Problem statement:
Which lines in the material below contain the word "please"? Copy each of them.

Supplied material:
• • •
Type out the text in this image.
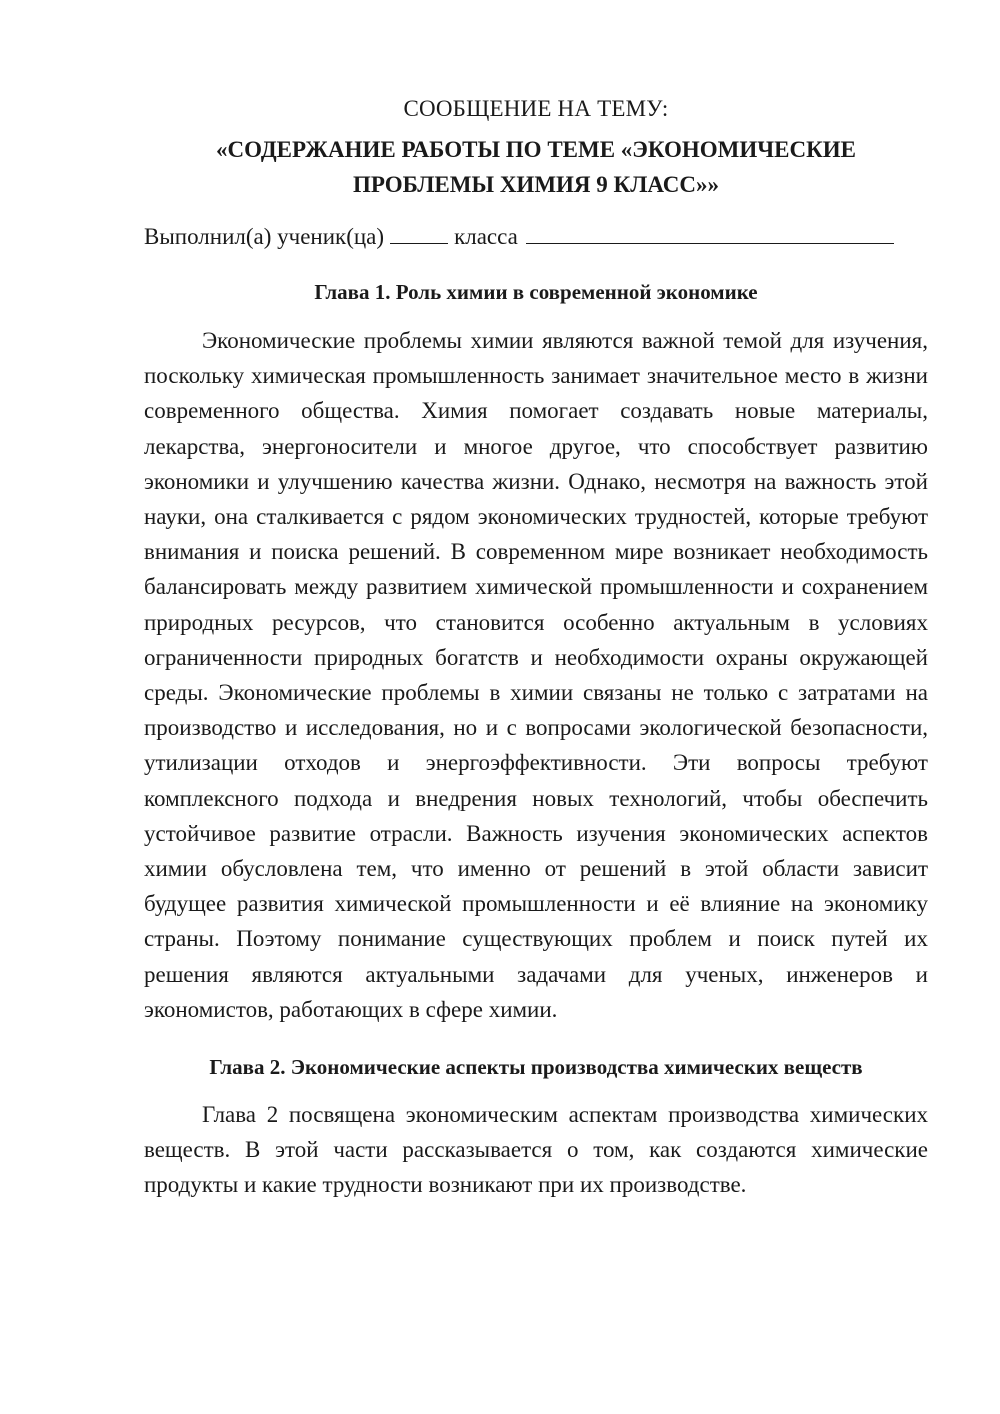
СООБЩЕНИЕ НА ТЕМУ:

«СОДЕРЖАНИЕ РАБОТЫ ПО ТЕМЕ «ЭКОНОМИЧЕСКИЕ
ПРОБЛЕМЫ ХИМИЯ 9 КЛАСС»»

Выполнил(а) ученик(ца)	класса

Глава 1. Роль химии в современной экономике

Экономические проблемы химии являются важной темой для изучения, поскольку химическая промышленность занимает значительное место в жизни современного общества. Химия помогает создавать новые материалы, лекарства, энергоносители и многое другое, что способствует развитию экономики и улучшению качества жизни. Однако, несмотря на важность этой науки, она сталкивается с рядом экономических трудностей, которые требуют внимания и поиска решений. В современном мире возникает необходимость балансировать между развитием химической промышленности и сохранением природных ресурсов, что становится особенно актуальным в условиях ограниченности природных богатств и необходимости охраны окружающей среды. Экономические проблемы в химии связаны не только с затратами на производство и исследования, но и с вопросами экологической безопасности, утилизации отходов и энергоэффективности. Эти вопросы требуют комплексного подхода и внедрения новых технологий, чтобы обеспечить устойчивое развитие отрасли. Важность изучения экономических аспектов химии обусловлена тем, что именно от решений в этой области зависит будущее развития химической промышленности и её влияние на экономику страны. Поэтому понимание существующих проблем и поиск путей их решения являются актуальными задачами для ученых, инженеров и экономистов, работающих в сфере химии.

Глава 2. Экономические аспекты производства химических веществ

Глава 2 посвящена экономическим аспектам производства химических веществ. В этой части рассказывается о том, как создаются химические продукты и какие трудности возникают при их производстве.
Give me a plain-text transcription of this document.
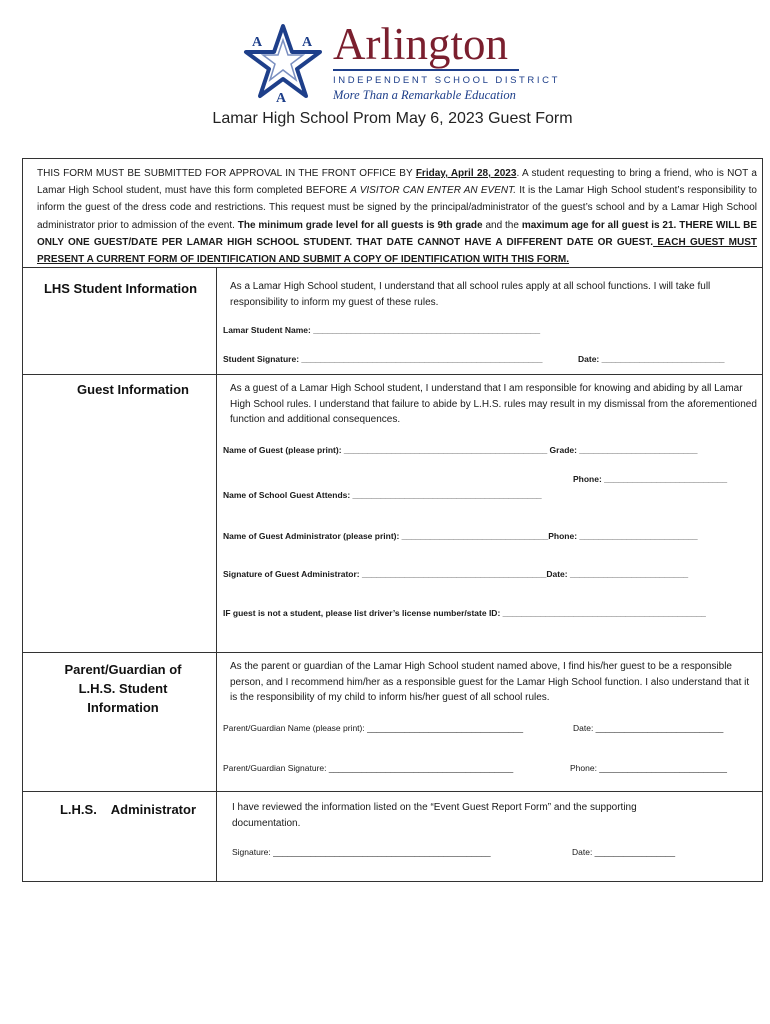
A	A
A
Arlington
INDEPENDENT SCHOOL DISTRICT
More Than a Remarkable Education
Lamar High School Prom May 6, 2023 Guest Form
THIS FORM MUST BE SUBMITTED FOR APPROVAL IN THE FRONT OFFICE BY Friday, April 28, 2023. A student requesting to bring a friend, who is NOT a Lamar High School student, must have this form completed BEFORE A VISITOR CAN ENTER AN EVENT. It is the Lamar High School student’s responsibility to inform the guest of the dress code and restrictions. This request must be signed by the principal/administrator of the guest’s school and by a Lamar High School administrator prior to admission of the event. The minimum grade level for all guests is 9th grade and the maximum age for all guest is 21. THERE WILL BE ONLY ONE GUEST/DATE PER LAMAR HIGH SCHOOL STUDENT. THAT DATE CANNOT HAVE A DIFFERENT DATE OR GUEST. EACH GUEST MUST PRESENT A CURRENT FORM OF IDENTIFICATION AND SUBMIT A COPY OF IDENTIFICATION WITH THIS FORM.
LHS Student Information	As a Lamar High School student, I understand that all school rules apply at all school functions. I will take full responsibility to inform my guest of these rules.
Lamar Student Name: ________________________________________________
Student Signature: ___________________________________________________	Date: __________________________
Guest Information	As a guest of a Lamar High School student, I understand that I am responsible for knowing and abiding by all Lamar High School rules. I understand that failure to abide by L.H.S. rules may result in my dismissal from the aforementioned function and additional consequences.
Name of Guest (please print): ___________________________________________ Grade: _________________________
Phone: __________________________
Name of School Guest Attends: ________________________________________
Name of Guest Administrator (please print): _______________________________Phone: _________________________
Signature of Guest Administrator: _______________________________________Date: _________________________
IF guest is not a student, please list driver’s license number/state ID: ___________________________________________
Parent/Guardian of L.H.S. Student Information
As the parent or guardian of the Lamar High School student named above, I find his/her guest to be a responsible person, and I recommend him/her as a responsible guest for the Lamar High School function. I also understand that it is the responsibility of my child to inform his/her guest of all school rules.
Parent/Guardian Name (please print): _________________________________	Date: ___________________________
Parent/Guardian Signature: _______________________________________	Phone: ___________________________
L.H.S.    Administrator	I have reviewed the information listed on the “Event Guest Report Form” and the supporting documentation.
Signature: ______________________________________________	Date: _________________
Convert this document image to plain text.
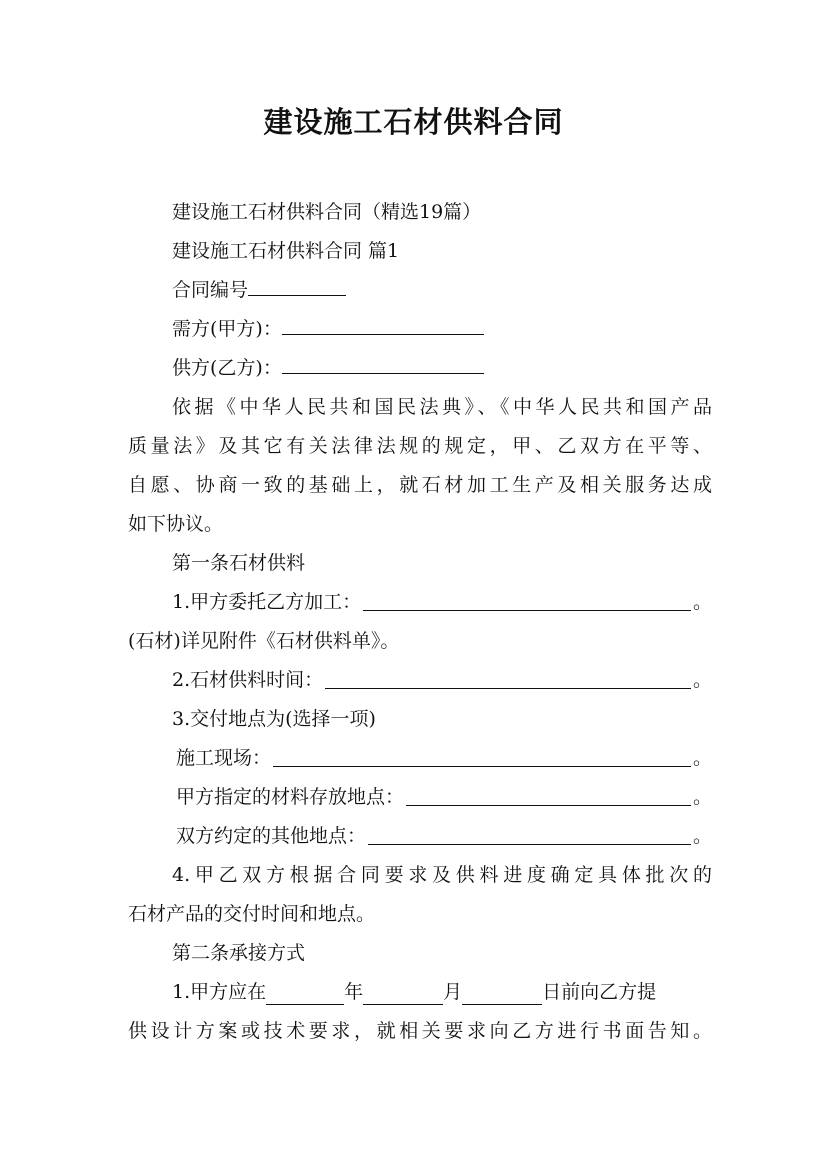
建设施工石材供料合同
建设施工石材供料合同（精选19篇）
建设施工石材供料合同 篇1
合同编号
需方(甲方)：
供方(乙方)：
依据《中华人民共和国民法典》、《中华人民共和国产品
质量法》及其它有关法律法规的规定，甲、乙双方在平等、
自愿、协商一致的基础上，就石材加工生产及相关服务达成
如下协议。
第一条石材供料
1.甲方委托乙方加工：	。
(石材)详见附件《石材供料单》。
2.石材供料时间：	。
3.交付地点为(选择一项)
施工现场：	。
甲方指定的材料存放地点：	。
双方约定的其他地点：	。
4.甲乙双方根据合同要求及供料进度确定具体批次的
石材产品的交付时间和地点。
第二条承接方式
1.甲方应在	年	月	日前向乙方提
供设计方案或技术要求，就相关要求向乙方进行书面告知。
• • •
Finished exercise:
Name of Guest (please print): ___________________________________________ Grade: _________________________
Name of Guest Administrator (please print): _______________________________Phone: _________________________
IF guest is not a student, please list driver’s license number/state ID: ___________________________________________
Parent/Guardian Name (please print): _________________________________	Date: ___________________________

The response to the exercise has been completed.